> Aim
Tally the lines in the following entries that include the word "سرلشگر"; state only the total.

[Stored records]
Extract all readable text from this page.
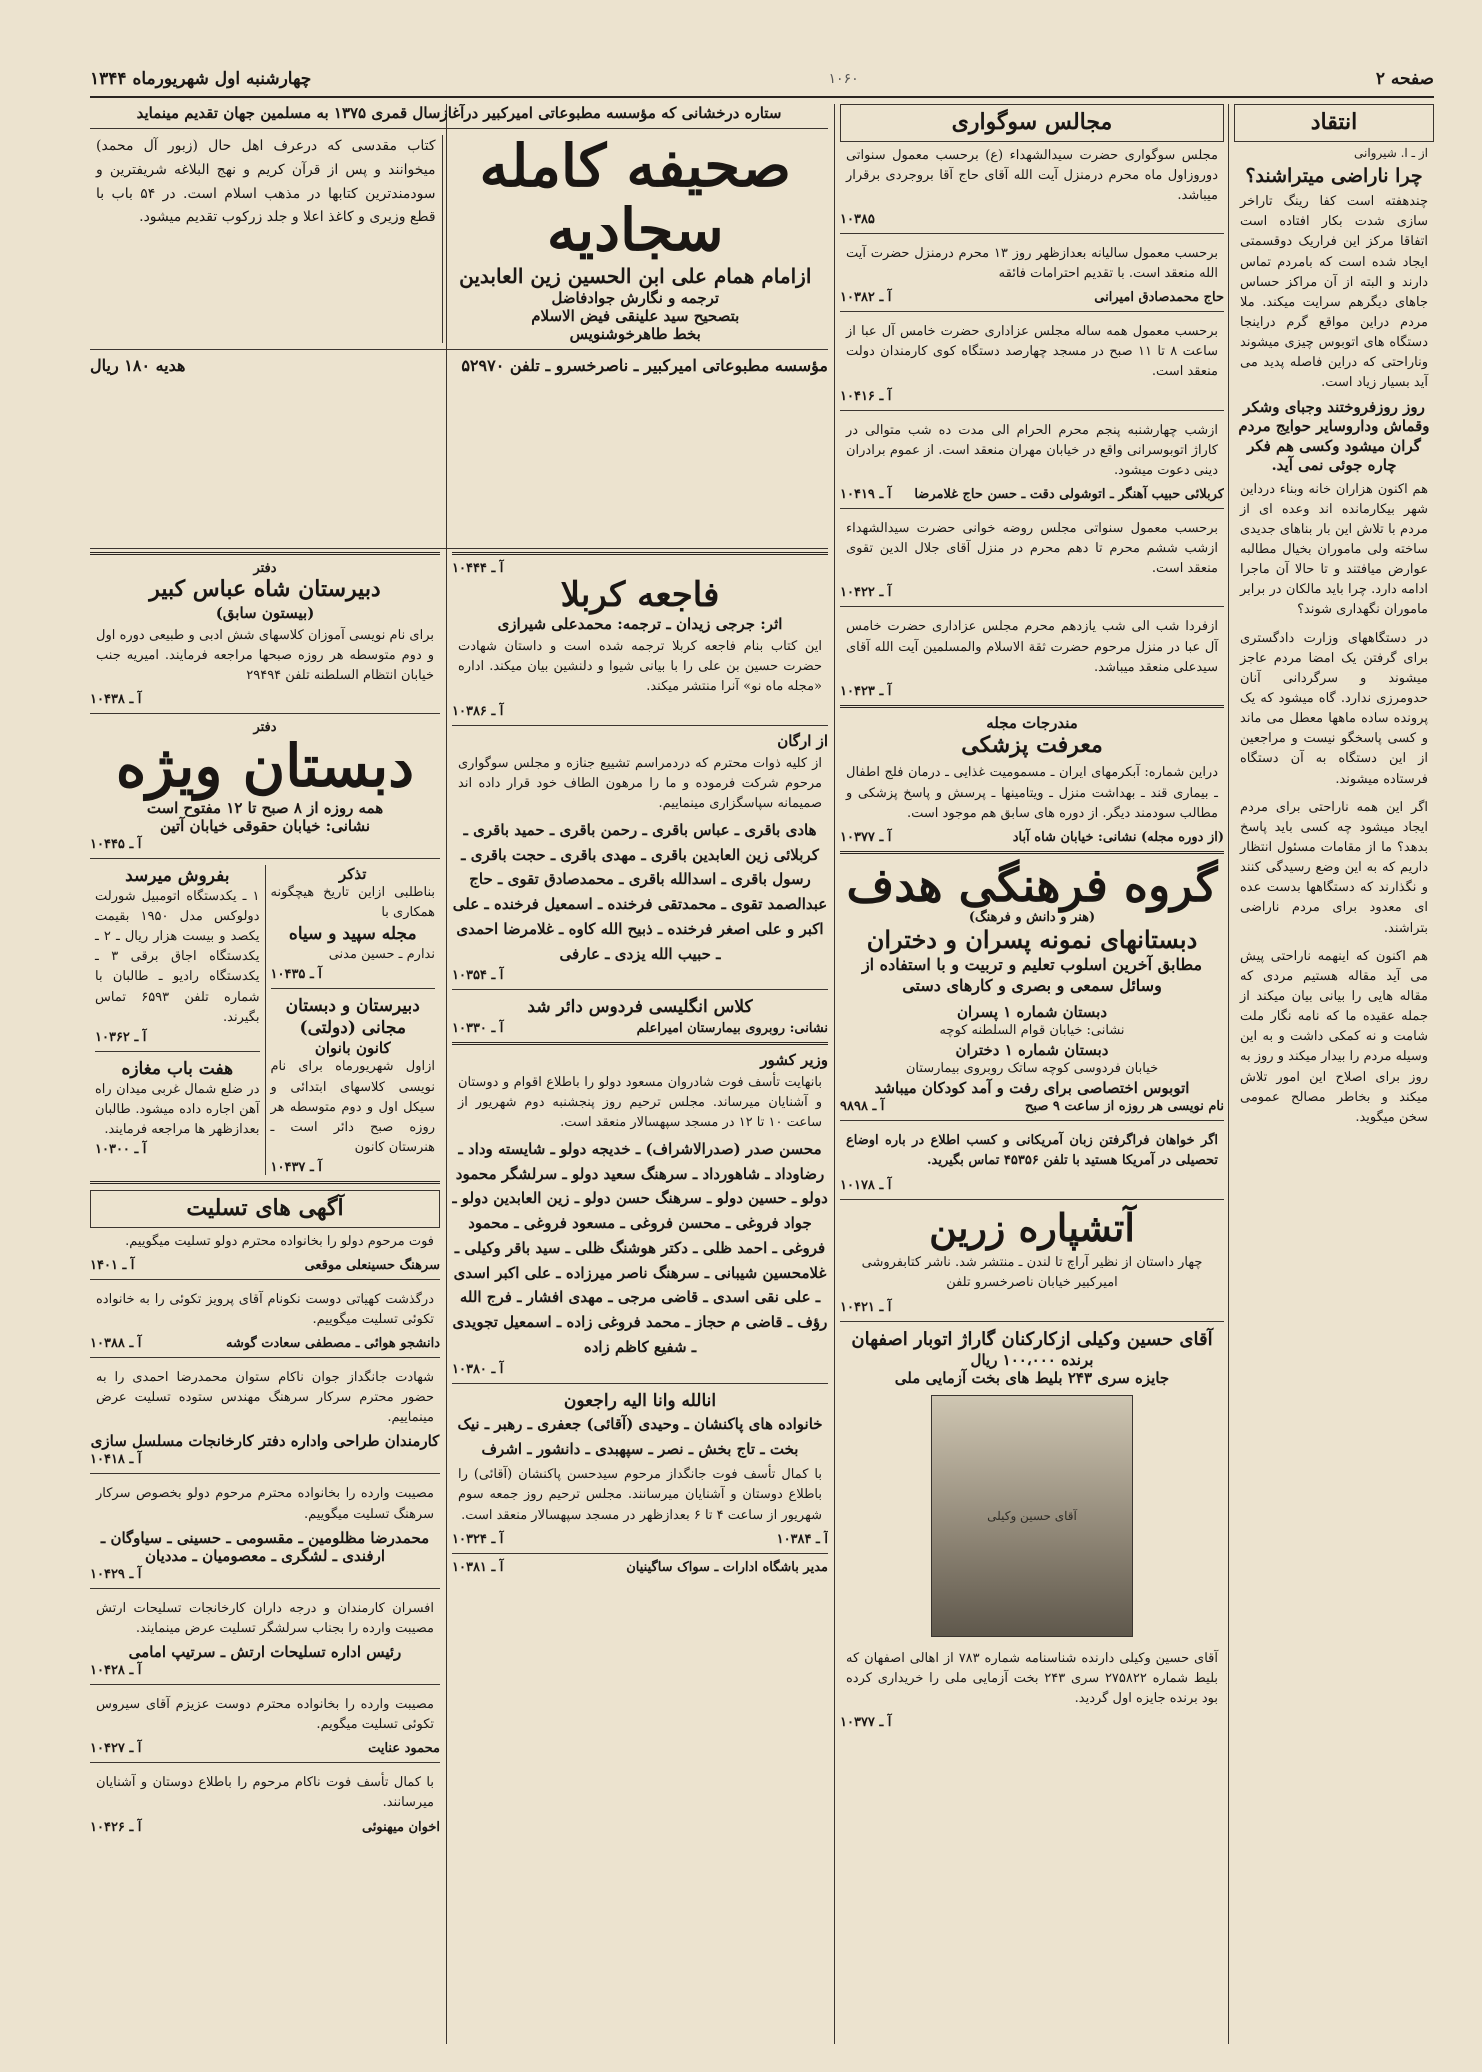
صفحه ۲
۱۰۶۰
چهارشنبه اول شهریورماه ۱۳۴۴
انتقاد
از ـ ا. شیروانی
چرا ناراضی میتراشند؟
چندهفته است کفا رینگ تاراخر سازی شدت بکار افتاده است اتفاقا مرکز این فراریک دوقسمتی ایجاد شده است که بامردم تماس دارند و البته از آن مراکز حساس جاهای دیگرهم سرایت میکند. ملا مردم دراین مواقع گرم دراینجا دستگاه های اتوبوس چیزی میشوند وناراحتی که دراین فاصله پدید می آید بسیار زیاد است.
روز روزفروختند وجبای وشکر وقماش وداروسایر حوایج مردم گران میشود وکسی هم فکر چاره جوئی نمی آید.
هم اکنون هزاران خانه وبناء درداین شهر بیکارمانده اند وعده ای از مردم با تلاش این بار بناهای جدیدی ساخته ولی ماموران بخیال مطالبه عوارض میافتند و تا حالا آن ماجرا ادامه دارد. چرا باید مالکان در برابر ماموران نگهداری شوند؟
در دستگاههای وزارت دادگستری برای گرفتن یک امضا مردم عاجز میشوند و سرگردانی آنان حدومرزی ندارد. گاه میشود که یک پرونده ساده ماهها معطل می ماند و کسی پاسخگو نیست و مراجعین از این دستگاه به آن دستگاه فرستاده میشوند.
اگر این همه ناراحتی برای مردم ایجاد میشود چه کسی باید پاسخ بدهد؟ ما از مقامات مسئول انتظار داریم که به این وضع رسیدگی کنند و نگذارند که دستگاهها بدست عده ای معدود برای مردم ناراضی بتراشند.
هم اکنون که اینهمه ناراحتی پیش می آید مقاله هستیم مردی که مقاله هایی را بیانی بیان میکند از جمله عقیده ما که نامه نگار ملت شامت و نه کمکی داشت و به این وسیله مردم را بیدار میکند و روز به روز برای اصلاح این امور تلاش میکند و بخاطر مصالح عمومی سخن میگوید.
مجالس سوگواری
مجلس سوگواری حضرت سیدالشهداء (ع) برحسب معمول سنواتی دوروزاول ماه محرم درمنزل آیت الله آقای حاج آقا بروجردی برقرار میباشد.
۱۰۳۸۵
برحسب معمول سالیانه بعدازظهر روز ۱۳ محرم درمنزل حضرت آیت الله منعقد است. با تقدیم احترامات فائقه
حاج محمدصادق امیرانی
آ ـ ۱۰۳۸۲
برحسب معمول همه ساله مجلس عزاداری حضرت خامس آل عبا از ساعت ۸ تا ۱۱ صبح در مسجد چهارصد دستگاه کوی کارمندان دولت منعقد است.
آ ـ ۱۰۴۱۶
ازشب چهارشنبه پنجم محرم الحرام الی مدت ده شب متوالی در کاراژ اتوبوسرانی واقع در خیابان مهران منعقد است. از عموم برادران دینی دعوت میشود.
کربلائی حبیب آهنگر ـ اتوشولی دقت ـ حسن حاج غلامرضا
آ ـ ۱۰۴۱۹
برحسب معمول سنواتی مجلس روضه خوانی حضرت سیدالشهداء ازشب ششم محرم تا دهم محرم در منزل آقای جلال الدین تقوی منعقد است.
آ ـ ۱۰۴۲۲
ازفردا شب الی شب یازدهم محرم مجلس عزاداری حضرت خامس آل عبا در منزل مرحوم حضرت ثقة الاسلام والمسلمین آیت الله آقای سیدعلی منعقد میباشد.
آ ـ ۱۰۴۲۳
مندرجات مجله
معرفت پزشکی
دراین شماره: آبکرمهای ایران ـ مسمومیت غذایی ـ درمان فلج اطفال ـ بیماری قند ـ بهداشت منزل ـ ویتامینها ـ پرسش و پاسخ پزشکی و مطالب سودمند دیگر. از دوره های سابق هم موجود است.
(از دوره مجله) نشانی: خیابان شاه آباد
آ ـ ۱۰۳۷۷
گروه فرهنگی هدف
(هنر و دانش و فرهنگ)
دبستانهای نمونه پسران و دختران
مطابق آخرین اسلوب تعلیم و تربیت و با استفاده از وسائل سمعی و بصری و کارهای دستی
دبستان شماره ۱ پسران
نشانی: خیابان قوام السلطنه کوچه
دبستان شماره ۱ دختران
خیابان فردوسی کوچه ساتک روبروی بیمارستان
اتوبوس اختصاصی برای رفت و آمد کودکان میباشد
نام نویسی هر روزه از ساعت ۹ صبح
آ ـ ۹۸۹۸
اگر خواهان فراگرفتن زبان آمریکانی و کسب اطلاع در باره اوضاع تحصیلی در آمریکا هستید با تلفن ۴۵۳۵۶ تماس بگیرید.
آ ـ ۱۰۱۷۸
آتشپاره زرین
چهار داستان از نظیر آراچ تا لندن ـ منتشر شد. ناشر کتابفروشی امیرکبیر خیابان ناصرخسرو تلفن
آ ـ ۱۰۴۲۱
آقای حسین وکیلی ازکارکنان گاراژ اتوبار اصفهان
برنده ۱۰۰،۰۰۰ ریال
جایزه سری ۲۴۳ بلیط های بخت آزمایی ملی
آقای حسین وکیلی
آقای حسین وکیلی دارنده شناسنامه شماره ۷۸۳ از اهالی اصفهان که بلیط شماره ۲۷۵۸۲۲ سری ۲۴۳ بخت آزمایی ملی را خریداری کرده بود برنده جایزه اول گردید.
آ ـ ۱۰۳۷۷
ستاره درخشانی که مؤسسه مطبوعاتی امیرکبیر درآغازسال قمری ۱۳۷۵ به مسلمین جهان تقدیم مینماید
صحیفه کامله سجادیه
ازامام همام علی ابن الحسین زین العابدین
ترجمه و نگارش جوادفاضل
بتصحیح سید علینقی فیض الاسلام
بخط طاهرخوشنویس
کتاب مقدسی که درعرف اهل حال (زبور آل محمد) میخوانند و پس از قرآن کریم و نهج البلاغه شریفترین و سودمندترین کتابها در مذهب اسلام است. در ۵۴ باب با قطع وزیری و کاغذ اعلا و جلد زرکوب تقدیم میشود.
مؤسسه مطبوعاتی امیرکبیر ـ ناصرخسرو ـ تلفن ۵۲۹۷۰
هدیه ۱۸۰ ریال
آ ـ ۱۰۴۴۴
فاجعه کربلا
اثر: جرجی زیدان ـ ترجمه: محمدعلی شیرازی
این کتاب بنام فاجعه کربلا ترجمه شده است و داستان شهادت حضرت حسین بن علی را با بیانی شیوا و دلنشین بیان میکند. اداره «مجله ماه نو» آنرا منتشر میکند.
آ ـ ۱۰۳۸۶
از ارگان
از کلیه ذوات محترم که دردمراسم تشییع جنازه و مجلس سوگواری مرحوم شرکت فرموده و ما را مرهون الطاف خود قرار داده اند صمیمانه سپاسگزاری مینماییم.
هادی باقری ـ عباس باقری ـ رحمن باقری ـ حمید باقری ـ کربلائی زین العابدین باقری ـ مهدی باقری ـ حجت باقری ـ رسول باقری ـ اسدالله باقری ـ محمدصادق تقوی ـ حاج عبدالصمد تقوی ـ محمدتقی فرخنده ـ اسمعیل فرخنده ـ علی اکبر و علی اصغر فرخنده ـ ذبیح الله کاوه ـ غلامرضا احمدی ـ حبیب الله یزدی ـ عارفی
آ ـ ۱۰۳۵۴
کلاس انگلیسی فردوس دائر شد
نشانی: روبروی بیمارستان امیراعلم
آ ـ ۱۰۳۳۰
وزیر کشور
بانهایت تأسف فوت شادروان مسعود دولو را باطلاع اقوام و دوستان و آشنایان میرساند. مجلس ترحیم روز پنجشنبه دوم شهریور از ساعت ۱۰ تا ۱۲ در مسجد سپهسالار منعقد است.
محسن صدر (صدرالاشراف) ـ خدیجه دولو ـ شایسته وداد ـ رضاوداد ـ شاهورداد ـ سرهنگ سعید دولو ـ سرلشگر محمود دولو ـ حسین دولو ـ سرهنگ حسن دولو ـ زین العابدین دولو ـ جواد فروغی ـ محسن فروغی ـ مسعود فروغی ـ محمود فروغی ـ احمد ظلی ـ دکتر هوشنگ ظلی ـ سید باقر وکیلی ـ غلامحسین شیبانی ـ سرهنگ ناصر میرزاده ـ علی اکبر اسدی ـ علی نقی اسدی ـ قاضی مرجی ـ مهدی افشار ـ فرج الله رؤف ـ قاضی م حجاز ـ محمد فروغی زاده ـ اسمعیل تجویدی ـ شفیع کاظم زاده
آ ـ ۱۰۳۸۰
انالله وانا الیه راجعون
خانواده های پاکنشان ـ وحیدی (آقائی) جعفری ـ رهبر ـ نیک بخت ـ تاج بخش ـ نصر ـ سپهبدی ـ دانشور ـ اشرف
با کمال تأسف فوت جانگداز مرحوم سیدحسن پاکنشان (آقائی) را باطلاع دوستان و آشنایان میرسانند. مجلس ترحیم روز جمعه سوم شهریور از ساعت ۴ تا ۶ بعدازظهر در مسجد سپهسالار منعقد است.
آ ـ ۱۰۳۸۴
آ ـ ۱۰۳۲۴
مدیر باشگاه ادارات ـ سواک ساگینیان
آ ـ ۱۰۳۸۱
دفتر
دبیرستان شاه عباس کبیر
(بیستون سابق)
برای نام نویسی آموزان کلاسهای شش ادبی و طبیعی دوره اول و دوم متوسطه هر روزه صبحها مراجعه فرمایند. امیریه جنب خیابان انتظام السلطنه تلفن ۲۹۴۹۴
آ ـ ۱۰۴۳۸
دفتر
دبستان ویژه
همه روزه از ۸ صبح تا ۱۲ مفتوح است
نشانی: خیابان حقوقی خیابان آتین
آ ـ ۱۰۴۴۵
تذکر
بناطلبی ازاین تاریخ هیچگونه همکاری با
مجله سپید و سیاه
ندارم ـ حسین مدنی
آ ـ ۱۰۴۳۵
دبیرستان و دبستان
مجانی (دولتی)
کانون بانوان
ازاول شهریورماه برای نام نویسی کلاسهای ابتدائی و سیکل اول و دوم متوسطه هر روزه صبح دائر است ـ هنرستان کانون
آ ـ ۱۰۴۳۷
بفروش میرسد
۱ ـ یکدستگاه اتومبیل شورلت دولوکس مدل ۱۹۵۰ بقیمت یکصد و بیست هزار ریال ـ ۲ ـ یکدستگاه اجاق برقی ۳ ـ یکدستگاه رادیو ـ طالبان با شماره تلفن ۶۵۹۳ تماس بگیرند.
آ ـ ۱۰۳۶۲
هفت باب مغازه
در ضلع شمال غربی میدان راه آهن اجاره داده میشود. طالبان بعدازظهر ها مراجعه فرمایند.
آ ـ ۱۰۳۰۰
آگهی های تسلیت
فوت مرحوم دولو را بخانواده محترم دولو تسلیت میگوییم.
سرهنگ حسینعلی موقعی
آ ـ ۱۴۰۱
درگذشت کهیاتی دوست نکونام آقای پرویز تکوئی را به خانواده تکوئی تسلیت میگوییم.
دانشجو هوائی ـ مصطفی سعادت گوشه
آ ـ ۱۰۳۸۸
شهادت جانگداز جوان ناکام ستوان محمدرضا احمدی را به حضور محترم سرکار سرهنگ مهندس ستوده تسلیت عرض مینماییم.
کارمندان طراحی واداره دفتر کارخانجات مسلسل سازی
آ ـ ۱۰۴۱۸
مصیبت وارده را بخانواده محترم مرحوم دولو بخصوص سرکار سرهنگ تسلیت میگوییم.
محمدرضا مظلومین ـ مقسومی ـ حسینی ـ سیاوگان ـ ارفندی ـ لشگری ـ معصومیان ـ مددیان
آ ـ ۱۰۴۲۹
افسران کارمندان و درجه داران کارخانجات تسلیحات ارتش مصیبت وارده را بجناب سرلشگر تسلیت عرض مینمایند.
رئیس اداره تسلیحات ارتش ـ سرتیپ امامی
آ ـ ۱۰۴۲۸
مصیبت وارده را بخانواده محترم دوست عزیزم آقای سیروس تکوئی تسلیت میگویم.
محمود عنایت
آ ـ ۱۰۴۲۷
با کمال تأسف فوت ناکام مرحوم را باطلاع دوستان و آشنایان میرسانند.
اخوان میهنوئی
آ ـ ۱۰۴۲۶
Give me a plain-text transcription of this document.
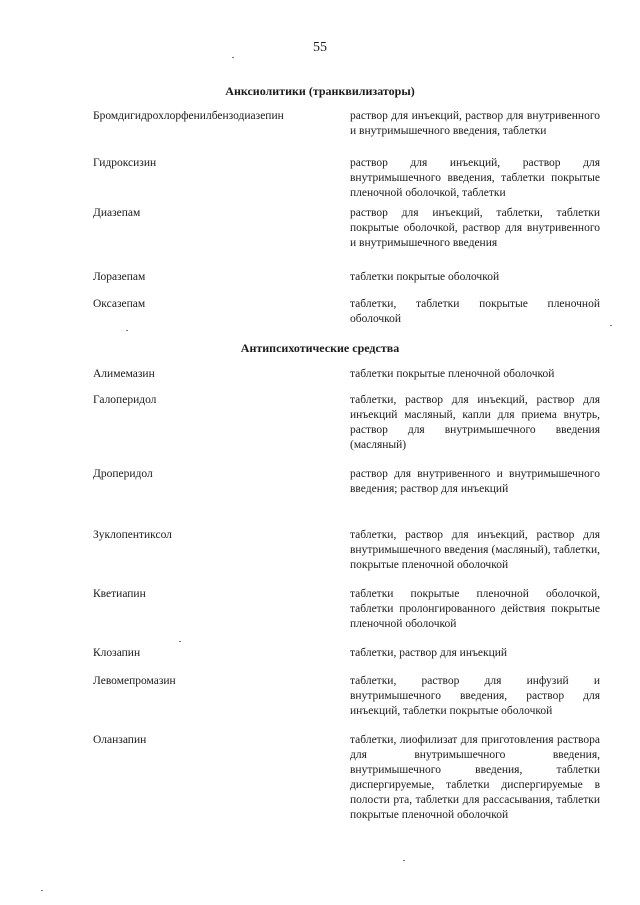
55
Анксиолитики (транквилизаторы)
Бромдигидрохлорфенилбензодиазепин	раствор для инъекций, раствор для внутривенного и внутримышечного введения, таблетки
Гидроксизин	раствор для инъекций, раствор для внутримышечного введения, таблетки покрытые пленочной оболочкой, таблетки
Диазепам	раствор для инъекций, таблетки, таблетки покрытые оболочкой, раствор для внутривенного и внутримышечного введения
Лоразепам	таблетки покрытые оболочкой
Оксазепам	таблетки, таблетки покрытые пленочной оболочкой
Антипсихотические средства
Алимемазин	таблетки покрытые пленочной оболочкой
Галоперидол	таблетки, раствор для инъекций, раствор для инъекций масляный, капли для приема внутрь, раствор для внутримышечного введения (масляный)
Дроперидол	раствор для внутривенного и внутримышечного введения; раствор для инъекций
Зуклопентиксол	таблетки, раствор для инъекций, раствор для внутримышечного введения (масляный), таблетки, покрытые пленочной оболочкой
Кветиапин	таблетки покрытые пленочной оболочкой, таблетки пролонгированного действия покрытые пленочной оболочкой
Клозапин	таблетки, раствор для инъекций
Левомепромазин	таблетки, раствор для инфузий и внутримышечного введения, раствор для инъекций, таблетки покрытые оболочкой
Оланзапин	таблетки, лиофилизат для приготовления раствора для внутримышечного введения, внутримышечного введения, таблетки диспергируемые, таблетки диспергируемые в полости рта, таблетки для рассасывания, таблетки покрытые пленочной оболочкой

> Result
2